Transcribe all the entries word for word, skipping the pictures.

[start of GIVEN RECORDS]

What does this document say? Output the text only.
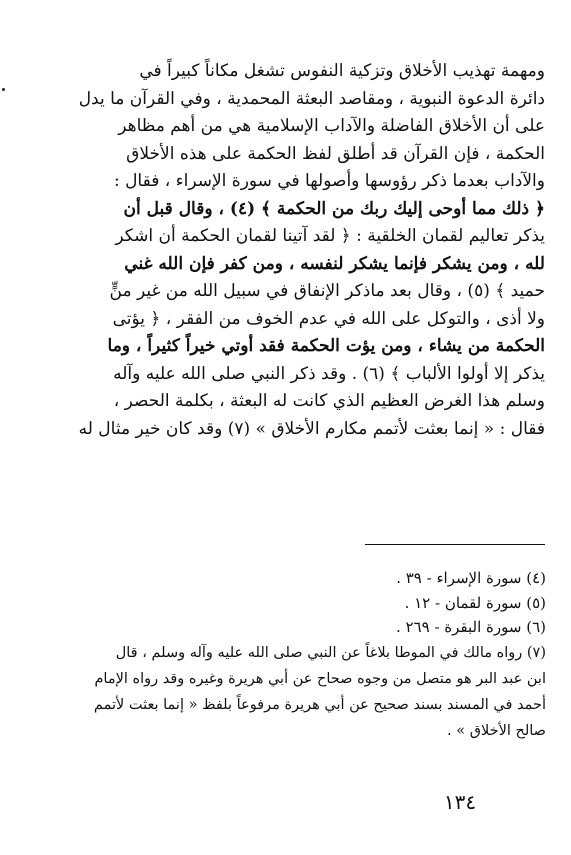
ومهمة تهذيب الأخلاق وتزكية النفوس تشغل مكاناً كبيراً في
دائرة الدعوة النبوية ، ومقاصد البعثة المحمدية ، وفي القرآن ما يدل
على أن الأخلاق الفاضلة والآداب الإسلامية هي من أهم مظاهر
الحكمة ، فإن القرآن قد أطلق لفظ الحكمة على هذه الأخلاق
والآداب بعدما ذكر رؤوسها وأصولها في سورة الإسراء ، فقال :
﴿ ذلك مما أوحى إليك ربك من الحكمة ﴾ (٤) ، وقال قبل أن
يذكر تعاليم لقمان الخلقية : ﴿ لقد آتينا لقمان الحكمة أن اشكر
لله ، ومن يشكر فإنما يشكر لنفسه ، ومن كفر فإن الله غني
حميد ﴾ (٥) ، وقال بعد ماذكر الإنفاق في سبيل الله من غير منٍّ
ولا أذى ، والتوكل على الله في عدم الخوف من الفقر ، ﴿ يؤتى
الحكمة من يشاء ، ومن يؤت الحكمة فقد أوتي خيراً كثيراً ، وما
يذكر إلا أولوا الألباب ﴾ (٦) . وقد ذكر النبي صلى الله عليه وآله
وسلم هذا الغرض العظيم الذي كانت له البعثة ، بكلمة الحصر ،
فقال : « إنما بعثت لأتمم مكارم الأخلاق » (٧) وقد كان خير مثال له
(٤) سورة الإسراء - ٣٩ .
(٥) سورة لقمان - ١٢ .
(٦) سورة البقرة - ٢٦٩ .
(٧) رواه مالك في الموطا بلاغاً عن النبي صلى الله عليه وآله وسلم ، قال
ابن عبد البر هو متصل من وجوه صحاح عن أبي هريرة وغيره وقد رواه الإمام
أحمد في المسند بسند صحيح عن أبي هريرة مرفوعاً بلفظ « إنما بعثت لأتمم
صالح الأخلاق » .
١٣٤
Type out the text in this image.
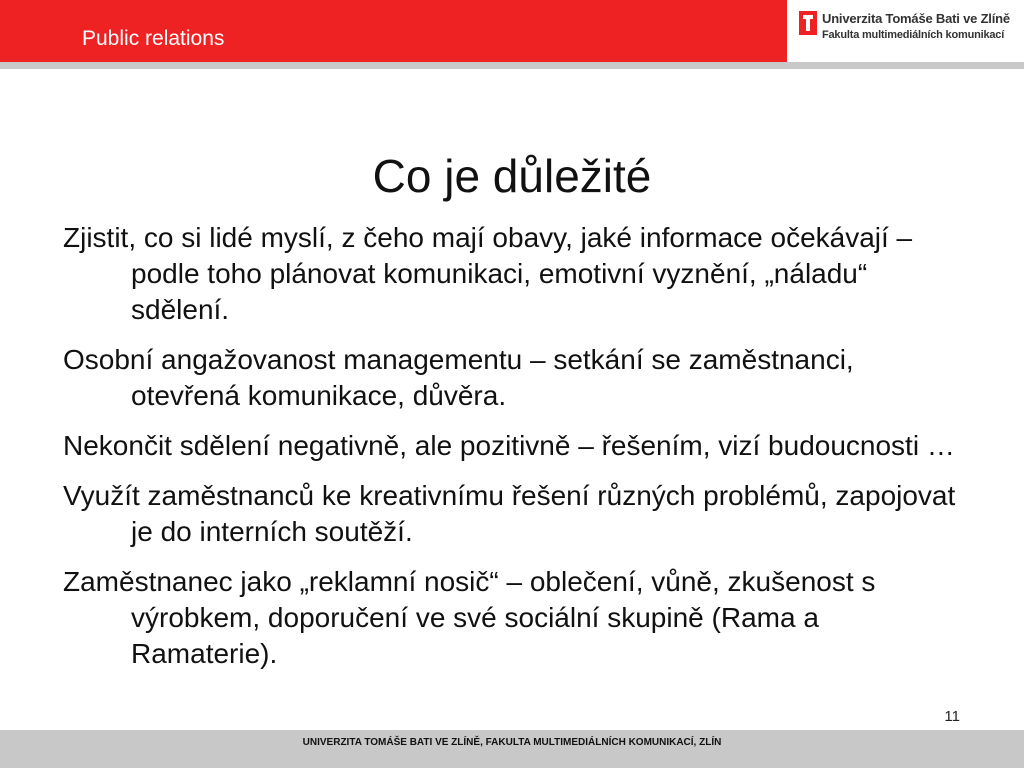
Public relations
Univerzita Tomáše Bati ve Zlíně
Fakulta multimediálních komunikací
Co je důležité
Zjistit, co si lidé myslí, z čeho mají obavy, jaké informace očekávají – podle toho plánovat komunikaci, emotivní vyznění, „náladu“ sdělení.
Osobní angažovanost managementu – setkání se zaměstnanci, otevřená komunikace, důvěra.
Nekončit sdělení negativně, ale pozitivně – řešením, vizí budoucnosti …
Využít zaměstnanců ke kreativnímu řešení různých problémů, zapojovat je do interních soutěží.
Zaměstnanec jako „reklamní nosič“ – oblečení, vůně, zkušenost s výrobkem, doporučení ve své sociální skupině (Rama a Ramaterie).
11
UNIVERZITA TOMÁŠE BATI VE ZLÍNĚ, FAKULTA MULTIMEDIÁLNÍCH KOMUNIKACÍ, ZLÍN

[end of GIVEN RECORDS]

◆ **CORRECT RESULT**:
What does this document say? Output the text only.
ومهمة تهذيب الأخلاق وتزكية النفوس تشغل مكاناً كبيراً في
دائرة الدعوة النبوية ، ومقاصد البعثة المحمدية ، وفي القرآن ما يدل
على أن الأخلاق الفاضلة والآداب الإسلامية هي من أهم مظاهر
الحكمة ، فإن القرآن قد أطلق لفظ الحكمة على هذه الأخلاق
والآداب بعدما ذكر رؤوسها وأصولها في سورة الإسراء ، فقال :
﴿ ذلك مما أوحى إليك ربك من الحكمة ﴾ (٤) ، وقال قبل أن
يذكر تعاليم لقمان الخلقية : ﴿ لقد آتينا لقمان الحكمة أن اشكر
لله ، ومن يشكر فإنما يشكر لنفسه ، ومن كفر فإن الله غني
حميد ﴾ (٥) ، وقال بعد ماذكر الإنفاق في سبيل الله من غير منٍّ
ولا أذى ، والتوكل على الله في عدم الخوف من الفقر ، ﴿ يؤتى
الحكمة من يشاء ، ومن يؤت الحكمة فقد أوتي خيراً كثيراً ، وما
يذكر إلا أولوا الألباب ﴾ (٦) . وقد ذكر النبي صلى الله عليه وآله
وسلم هذا الغرض العظيم الذي كانت له البعثة ، بكلمة الحصر ،
فقال : « إنما بعثت لأتمم مكارم الأخلاق » (٧) وقد كان خير مثال له
(٤) سورة الإسراء - ٣٩ .
(٥) سورة لقمان - ١٢ .
(٦) سورة البقرة - ٢٦٩ .
(٧) رواه مالك في الموطا بلاغاً عن النبي صلى الله عليه وآله وسلم ، قال
ابن عبد البر هو متصل من وجوه صحاح عن أبي هريرة وغيره وقد رواه الإمام
أحمد في المسند بسند صحيح عن أبي هريرة مرفوعاً بلفظ « إنما بعثت لأتمم
صالح الأخلاق » .
١٣٤
Type out the text in this image.
Public relations
Univerzita Tomáše Bati ve Zlíně
Fakulta multimediálních komunikací
Co je důležité
Zjistit, co si lidé myslí, z čeho mají obavy, jaké informace očekávají – podle toho plánovat komunikaci, emotivní vyznění, „náladu“ sdělení.
Osobní angažovanost managementu – setkání se zaměstnanci, otevřená komunikace, důvěra.
Nekončit sdělení negativně, ale pozitivně – řešením, vizí budoucnosti …
Využít zaměstnanců ke kreativnímu řešení různých problémů, zapojovat je do interních soutěží.
Zaměstnanec jako „reklamní nosič“ – oblečení, vůně, zkušenost s výrobkem, doporučení ve své sociální skupině (Rama a Ramaterie).
11
UNIVERZITA TOMÁŠE BATI VE ZLÍNĚ, FAKULTA MULTIMEDIÁLNÍCH KOMUNIKACÍ, ZLÍN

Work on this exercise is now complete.